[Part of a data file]
** Start **
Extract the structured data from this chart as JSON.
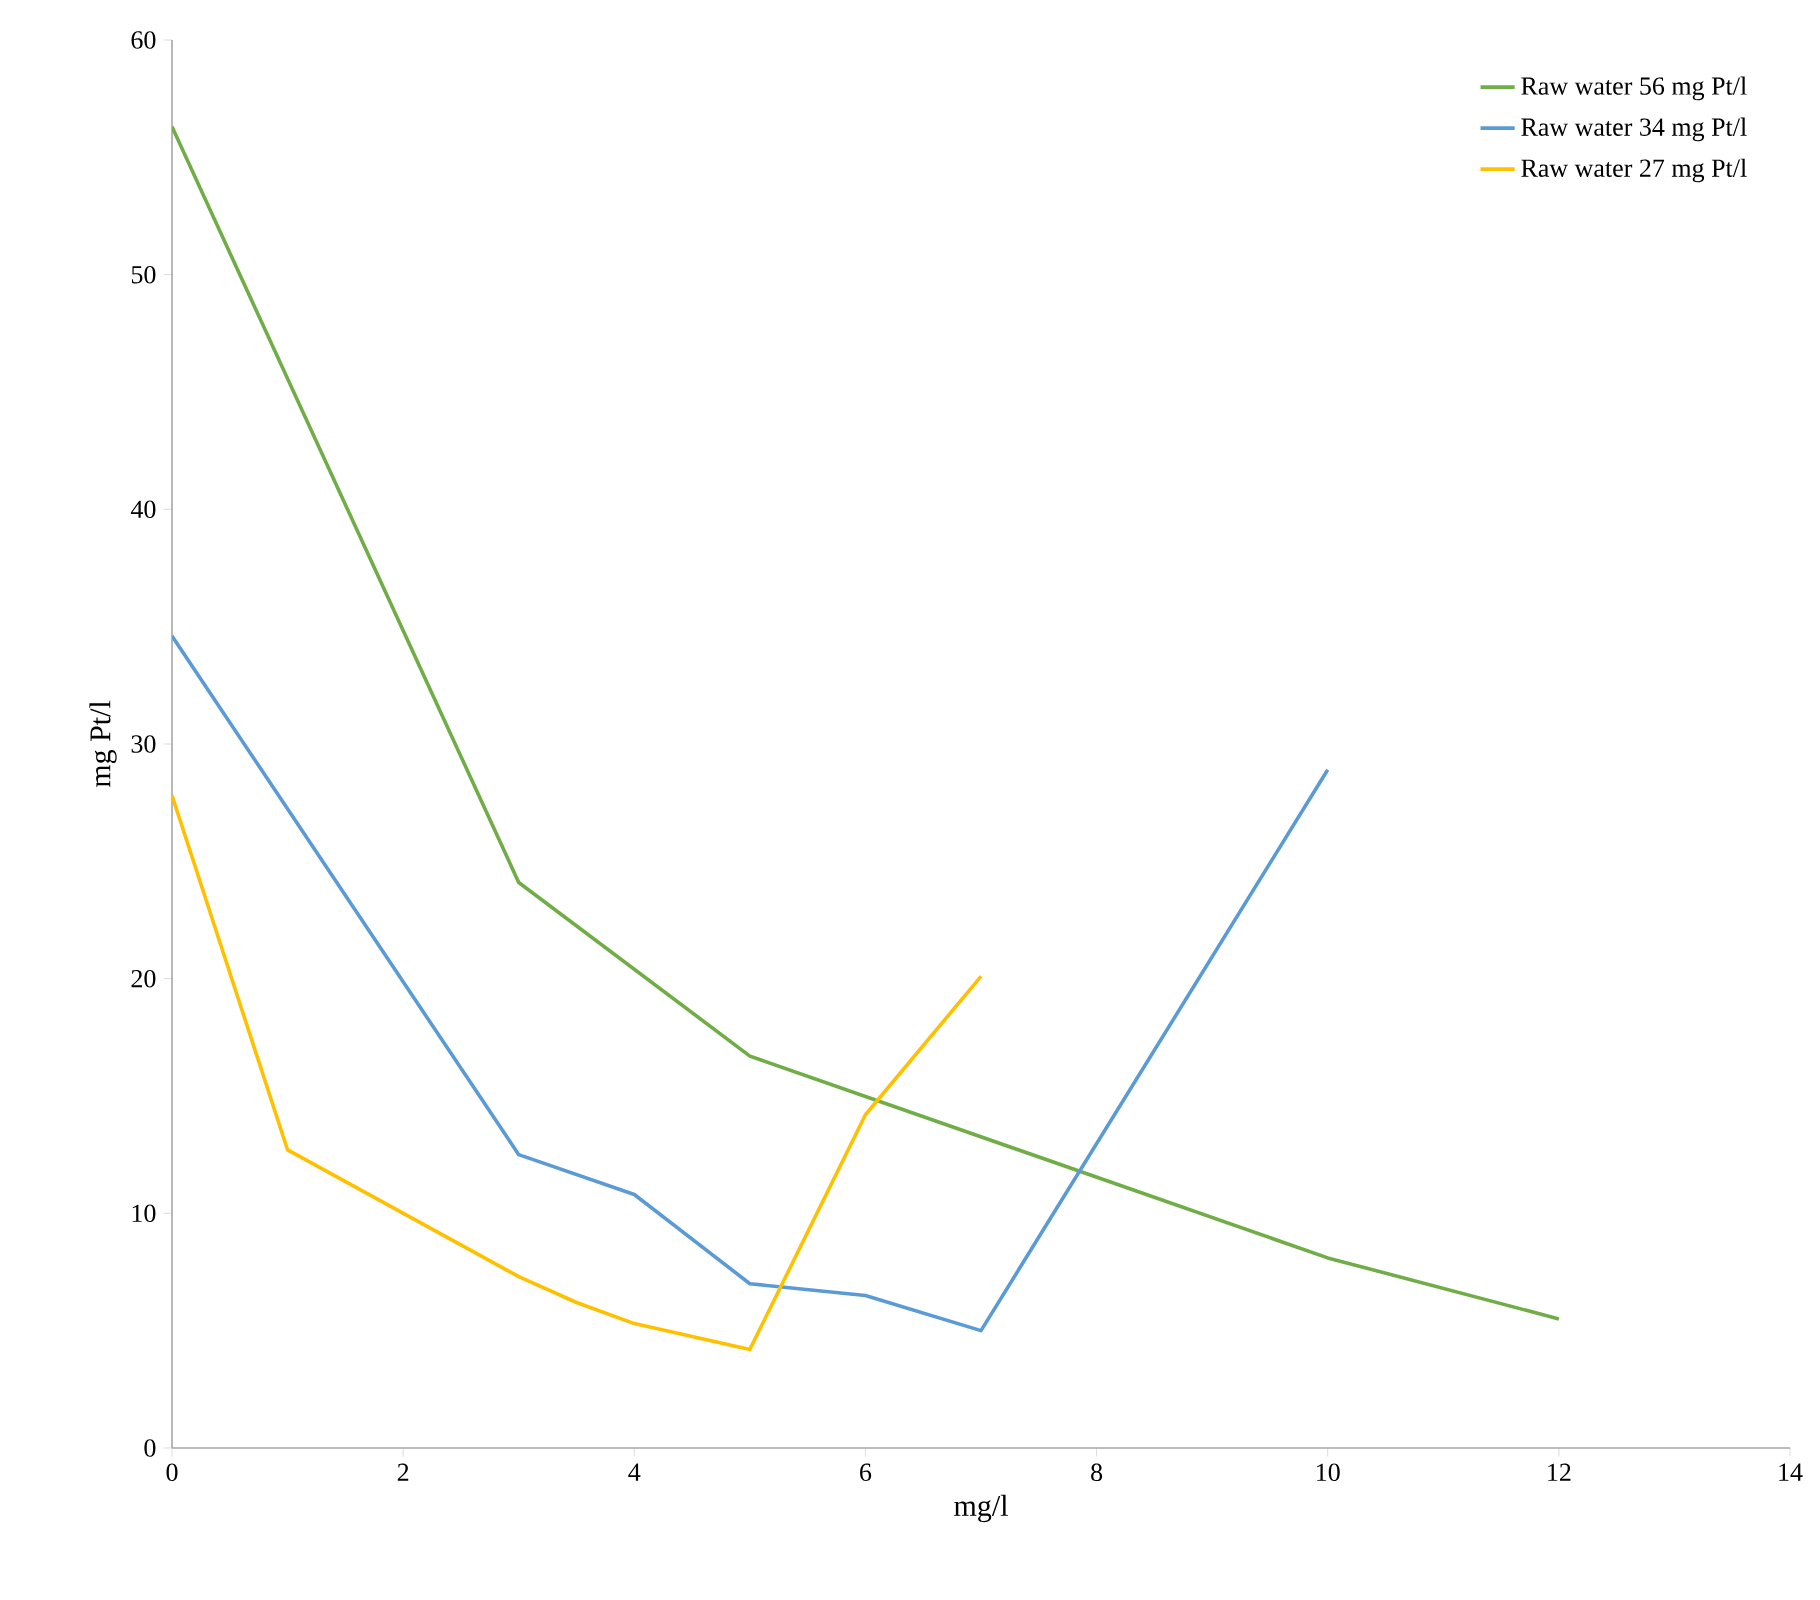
{
  "chart_data": {
    "type": "line",
    "xlabel": "mg/l",
    "ylabel": "mg Pt/l",
    "xlim": [
      0,
      14
    ],
    "xticks": [
      0,
      2,
      4,
      6,
      8,
      10,
      12,
      14
    ],
    "ylim": [
      0,
      60
    ],
    "yticks": [
      0,
      10,
      20,
      30,
      40,
      50,
      60
    ],
    "legend": "top right",
    "grid": false,
    "marker": "none",
    "series": [
      {
        "name": "Raw water 56 mg Pt/l",
        "color": "#70ad47",
        "x": [
          0,
          3,
          5,
          10,
          12
        ],
        "values": [
          56.3,
          24.1,
          16.7,
          8.1,
          5.5
        ]
      },
      {
        "name": "Raw water 34 mg Pt/l",
        "color": "#5b9bd5",
        "x": [
          0,
          3,
          4,
          5,
          6,
          7,
          10
        ],
        "values": [
          34.6,
          12.5,
          10.8,
          7.0,
          6.5,
          5.0,
          28.9
        ]
      },
      {
        "name": "Raw water 27 mg Pt/l",
        "color": "#ffc000",
        "x": [
          0,
          1,
          3,
          3.5,
          4,
          5,
          6,
          7
        ],
        "values": [
          27.8,
          12.7,
          7.3,
          6.2,
          5.3,
          4.2,
          14.2,
          20.1
        ]
      }
    ]
  }
}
** End **
→ **STATED TASK**
State how many lines of the material contain the string "name", with no other words.

→ **RESPONSE BELOW**
3